(Stored items)
________

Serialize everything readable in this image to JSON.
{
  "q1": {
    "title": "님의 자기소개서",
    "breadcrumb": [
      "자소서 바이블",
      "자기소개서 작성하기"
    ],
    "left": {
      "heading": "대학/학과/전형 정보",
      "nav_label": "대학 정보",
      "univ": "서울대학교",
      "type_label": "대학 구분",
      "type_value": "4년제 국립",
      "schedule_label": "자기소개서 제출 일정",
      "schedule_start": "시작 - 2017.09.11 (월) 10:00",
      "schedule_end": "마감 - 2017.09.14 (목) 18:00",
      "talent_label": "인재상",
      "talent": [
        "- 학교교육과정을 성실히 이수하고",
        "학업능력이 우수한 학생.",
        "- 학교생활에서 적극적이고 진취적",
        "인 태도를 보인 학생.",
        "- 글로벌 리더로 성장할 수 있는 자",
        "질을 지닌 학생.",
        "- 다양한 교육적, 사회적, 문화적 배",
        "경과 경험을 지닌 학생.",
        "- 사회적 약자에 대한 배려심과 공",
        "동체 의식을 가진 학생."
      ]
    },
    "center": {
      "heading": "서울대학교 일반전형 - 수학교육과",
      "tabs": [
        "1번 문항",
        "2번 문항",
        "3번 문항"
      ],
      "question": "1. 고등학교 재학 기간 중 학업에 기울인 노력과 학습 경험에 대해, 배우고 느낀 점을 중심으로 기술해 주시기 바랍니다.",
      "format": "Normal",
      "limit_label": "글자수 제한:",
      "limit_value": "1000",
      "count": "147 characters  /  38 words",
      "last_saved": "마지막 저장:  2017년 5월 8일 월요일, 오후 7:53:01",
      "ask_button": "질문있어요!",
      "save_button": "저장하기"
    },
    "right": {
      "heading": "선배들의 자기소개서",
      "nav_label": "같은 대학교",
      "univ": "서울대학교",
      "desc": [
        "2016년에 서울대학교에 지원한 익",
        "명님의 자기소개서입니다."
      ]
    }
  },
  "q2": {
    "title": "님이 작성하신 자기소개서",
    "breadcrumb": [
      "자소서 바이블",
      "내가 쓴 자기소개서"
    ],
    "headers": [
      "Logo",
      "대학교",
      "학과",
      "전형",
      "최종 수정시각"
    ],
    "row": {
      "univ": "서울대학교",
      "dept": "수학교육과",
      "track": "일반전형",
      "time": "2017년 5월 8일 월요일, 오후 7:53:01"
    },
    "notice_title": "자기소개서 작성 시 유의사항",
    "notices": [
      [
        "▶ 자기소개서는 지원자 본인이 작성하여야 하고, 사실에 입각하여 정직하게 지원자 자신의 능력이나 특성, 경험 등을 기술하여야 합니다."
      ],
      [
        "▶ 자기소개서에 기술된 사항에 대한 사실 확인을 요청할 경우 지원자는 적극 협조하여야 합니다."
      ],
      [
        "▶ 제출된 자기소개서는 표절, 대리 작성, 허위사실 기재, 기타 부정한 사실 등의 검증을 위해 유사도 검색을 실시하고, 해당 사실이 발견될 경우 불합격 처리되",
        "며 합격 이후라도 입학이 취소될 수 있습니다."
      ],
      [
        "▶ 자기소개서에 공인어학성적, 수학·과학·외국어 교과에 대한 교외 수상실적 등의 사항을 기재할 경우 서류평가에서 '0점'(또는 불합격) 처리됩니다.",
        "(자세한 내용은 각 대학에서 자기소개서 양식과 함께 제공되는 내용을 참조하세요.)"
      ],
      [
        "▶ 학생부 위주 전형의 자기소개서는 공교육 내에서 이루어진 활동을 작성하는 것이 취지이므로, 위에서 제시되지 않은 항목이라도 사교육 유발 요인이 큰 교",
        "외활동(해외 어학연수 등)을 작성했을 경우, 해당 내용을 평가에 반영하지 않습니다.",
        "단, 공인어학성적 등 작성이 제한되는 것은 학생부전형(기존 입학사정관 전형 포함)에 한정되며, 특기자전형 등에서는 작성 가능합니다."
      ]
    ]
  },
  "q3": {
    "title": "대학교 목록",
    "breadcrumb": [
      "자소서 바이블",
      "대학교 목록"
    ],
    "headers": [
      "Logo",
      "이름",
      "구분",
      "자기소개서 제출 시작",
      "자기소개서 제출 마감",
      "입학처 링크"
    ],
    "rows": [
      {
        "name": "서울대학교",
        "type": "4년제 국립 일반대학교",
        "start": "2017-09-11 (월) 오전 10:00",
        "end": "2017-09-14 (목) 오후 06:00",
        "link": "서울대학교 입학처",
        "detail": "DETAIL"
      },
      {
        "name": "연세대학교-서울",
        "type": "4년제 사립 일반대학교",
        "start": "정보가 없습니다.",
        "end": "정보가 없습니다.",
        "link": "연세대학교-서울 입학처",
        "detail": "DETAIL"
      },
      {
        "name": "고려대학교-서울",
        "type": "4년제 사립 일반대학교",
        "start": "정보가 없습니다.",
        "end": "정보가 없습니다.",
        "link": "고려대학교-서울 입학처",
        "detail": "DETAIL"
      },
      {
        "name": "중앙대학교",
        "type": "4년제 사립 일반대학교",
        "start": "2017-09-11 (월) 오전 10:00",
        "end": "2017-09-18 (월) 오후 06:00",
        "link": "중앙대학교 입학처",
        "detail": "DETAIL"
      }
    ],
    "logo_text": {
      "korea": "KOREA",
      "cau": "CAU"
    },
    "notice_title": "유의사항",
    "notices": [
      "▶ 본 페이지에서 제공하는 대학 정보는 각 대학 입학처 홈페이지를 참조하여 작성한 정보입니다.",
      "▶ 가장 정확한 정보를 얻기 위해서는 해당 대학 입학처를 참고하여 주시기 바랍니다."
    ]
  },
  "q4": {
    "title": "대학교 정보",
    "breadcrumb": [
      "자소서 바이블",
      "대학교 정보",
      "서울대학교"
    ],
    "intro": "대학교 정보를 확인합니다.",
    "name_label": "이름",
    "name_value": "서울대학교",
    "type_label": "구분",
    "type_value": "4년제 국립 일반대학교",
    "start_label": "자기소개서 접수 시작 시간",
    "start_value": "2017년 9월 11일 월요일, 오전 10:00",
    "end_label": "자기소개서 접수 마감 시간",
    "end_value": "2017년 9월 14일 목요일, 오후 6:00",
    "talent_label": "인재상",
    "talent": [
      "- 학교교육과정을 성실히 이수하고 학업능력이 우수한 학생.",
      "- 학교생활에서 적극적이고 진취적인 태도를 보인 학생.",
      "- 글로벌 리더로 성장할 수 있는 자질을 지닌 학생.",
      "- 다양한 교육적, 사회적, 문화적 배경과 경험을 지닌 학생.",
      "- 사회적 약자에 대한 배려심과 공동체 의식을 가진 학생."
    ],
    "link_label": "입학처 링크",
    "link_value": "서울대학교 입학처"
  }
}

________

**Problem to solve**
Say the number of lines in the records above that include the string "자기소개서에", and no more.

**Finished exercise**
2